● **TASK TO COMPLETE**: The entries that follow should be written out exactly.

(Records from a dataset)
* begin *

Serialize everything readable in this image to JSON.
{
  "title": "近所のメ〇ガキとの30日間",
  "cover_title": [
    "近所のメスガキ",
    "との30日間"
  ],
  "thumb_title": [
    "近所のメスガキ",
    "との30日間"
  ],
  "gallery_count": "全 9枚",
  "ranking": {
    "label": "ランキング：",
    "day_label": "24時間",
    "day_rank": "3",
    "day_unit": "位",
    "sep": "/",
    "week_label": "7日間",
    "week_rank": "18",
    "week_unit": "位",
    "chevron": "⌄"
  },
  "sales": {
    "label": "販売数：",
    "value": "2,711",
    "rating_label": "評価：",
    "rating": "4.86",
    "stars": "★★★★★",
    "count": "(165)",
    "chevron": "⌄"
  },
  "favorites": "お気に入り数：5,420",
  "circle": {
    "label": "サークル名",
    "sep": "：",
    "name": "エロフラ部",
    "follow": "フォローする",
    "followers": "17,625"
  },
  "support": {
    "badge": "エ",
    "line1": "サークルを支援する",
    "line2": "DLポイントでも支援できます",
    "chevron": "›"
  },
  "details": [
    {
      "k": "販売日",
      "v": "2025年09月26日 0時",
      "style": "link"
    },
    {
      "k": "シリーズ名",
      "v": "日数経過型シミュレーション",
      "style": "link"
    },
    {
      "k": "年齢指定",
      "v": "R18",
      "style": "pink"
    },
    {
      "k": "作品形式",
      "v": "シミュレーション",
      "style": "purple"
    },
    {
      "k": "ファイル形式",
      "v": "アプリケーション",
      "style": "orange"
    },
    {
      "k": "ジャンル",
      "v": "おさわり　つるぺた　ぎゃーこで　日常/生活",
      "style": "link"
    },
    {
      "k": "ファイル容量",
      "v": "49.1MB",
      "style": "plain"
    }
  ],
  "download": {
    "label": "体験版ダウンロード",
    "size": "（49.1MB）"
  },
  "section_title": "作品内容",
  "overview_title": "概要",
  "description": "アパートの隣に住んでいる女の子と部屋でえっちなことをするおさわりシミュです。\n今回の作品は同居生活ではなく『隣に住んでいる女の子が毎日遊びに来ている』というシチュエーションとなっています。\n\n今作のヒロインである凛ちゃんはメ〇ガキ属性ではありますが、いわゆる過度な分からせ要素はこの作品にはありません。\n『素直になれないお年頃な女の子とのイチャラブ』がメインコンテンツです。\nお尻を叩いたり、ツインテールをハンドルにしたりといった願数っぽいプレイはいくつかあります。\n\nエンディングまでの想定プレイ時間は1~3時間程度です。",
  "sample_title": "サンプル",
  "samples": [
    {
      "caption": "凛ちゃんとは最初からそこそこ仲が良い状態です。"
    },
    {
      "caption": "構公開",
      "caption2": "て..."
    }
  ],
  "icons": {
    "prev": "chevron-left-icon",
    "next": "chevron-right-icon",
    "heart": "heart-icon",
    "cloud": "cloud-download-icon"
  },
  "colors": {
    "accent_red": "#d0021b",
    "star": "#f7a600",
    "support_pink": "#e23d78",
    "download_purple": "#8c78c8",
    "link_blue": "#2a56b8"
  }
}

* end *

● **RESPONSE BELOW**:
Serialize everything readable in this image to JSON.
{
  "title": "近所のメ〇ガキとの30日間",
  "cover_title": [
    "近所のメスガキ",
    "との30日間"
  ],
  "thumb_title": [
    "近所のメスガキ",
    "との30日間"
  ],
  "gallery_count": "全 9枚",
  "ranking": {
    "label": "ランキング：",
    "day_label": "24時間",
    "day_rank": "3",
    "day_unit": "位",
    "sep": "/",
    "week_label": "7日間",
    "week_rank": "18",
    "week_unit": "位",
    "chevron": "⌄"
  },
  "sales": {
    "label": "販売数：",
    "value": "2,711",
    "rating_label": "評価：",
    "rating": "4.86",
    "stars": "★★★★★",
    "count": "(165)",
    "chevron": "⌄"
  },
  "favorites": "お気に入り数：5,420",
  "circle": {
    "label": "サークル名",
    "sep": "：",
    "name": "エロフラ部",
    "follow": "フォローする",
    "followers": "17,625"
  },
  "support": {
    "badge": "エ",
    "line1": "サークルを支援する",
    "line2": "DLポイントでも支援できます",
    "chevron": "›"
  },
  "details": [
    {
      "k": "販売日",
      "v": "2025年09月26日 0時",
      "style": "link"
    },
    {
      "k": "シリーズ名",
      "v": "日数経過型シミュレーション",
      "style": "link"
    },
    {
      "k": "年齢指定",
      "v": "R18",
      "style": "pink"
    },
    {
      "k": "作品形式",
      "v": "シミュレーション",
      "style": "purple"
    },
    {
      "k": "ファイル形式",
      "v": "アプリケーション",
      "style": "orange"
    },
    {
      "k": "ジャンル",
      "v": "おさわり　つるぺた　ぎゃーこで　日常/生活",
      "style": "link"
    },
    {
      "k": "ファイル容量",
      "v": "49.1MB",
      "style": "plain"
    }
  ],
  "download": {
    "label": "体験版ダウンロード",
    "size": "（49.1MB）"
  },
  "section_title": "作品内容",
  "overview_title": "概要",
  "description": "アパートの隣に住んでいる女の子と部屋でえっちなことをするおさわりシミュです。\n今回の作品は同居生活ではなく『隣に住んでいる女の子が毎日遊びに来ている』というシチュエーションとなっています。\n\n今作のヒロインである凛ちゃんはメ〇ガキ属性ではありますが、いわゆる過度な分からせ要素はこの作品にはありません。\n『素直になれないお年頃な女の子とのイチャラブ』がメインコンテンツです。\nお尻を叩いたり、ツインテールをハンドルにしたりといった願数っぽいプレイはいくつかあります。\n\nエンディングまでの想定プレイ時間は1~3時間程度です。",
  "sample_title": "サンプル",
  "samples": [
    {
      "caption": "凛ちゃんとは最初からそこそこ仲が良い状態です。"
    },
    {
      "caption": "構公開",
      "caption2": "て..."
    }
  ],
  "icons": {
    "prev": "chevron-left-icon",
    "next": "chevron-right-icon",
    "heart": "heart-icon",
    "cloud": "cloud-download-icon"
  },
  "colors": {
    "accent_red": "#d0021b",
    "star": "#f7a600",
    "support_pink": "#e23d78",
    "download_purple": "#8c78c8",
    "link_blue": "#2a56b8"
  }
}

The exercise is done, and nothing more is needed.